▶ [EXERCISE DETAILS]
Leave the pictures out. Return all other data exactly.

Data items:
┌──
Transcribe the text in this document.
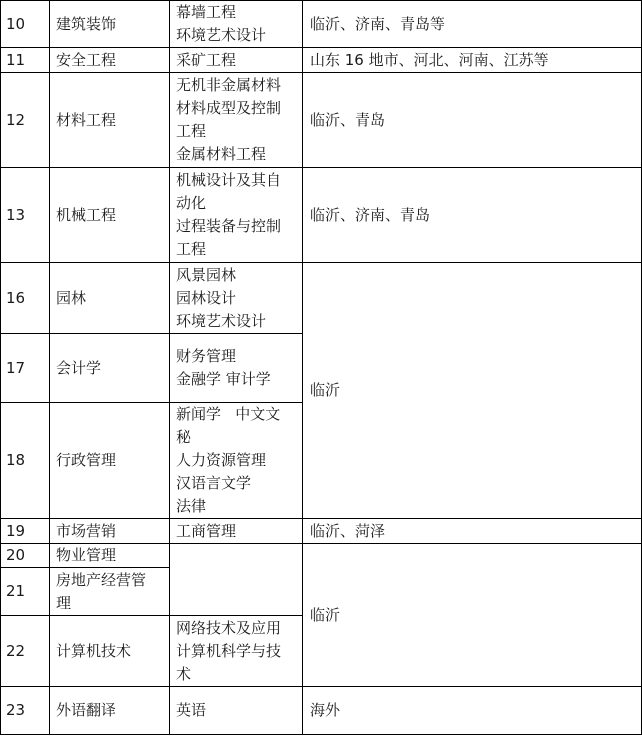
10	建筑装饰	幕墙工程
环境艺术设计	临沂、济南、青岛等
11	安全工程	采矿工程	山东 16 地市、河北、河南、江苏等
12	材料工程	无机非金属材料
材料成型及控制
工程
金属材料工程	临沂、青岛
13	机械工程	机械设计及其自
动化
过程装备与控制
工程	临沂、济南、青岛
16	园林	风景园林
园林设计
环境艺术设计	临沂
17	会计学	财务管理
金融学 审计学	

18	行政管理	新闻学   中文文
秘
人力资源管理
汉语言文学
法律	

19	市场营销	工商管理	临沂、菏泽
20	物业管理		临沂
21	房地产经营管
理		

22	计算机技术	网络技术及应用
计算机科学与技
术	

23	外语翻译	英语	海外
└──
▶ [SOLUTION FOR THIS EXERCISE]
Transcribe the text in this document.
10	建筑装饰	幕墙工程
环境艺术设计	临沂、济南、青岛等
11	安全工程	采矿工程	山东 16 地市、河北、河南、江苏等
12	材料工程	无机非金属材料
材料成型及控制
工程
金属材料工程	临沂、青岛
13	机械工程	机械设计及其自
动化
过程装备与控制
工程	临沂、济南、青岛
16	园林	风景园林
园林设计
环境艺术设计	临沂
17	会计学	财务管理
金融学 审计学	

18	行政管理	新闻学   中文文
秘
人力资源管理
汉语言文学
法律	

19	市场营销	工商管理	临沂、菏泽
20	物业管理		临沂
21	房地产经营管
理		

22	计算机技术	网络技术及应用
计算机科学与技
术	

23	外语翻译	英语	海外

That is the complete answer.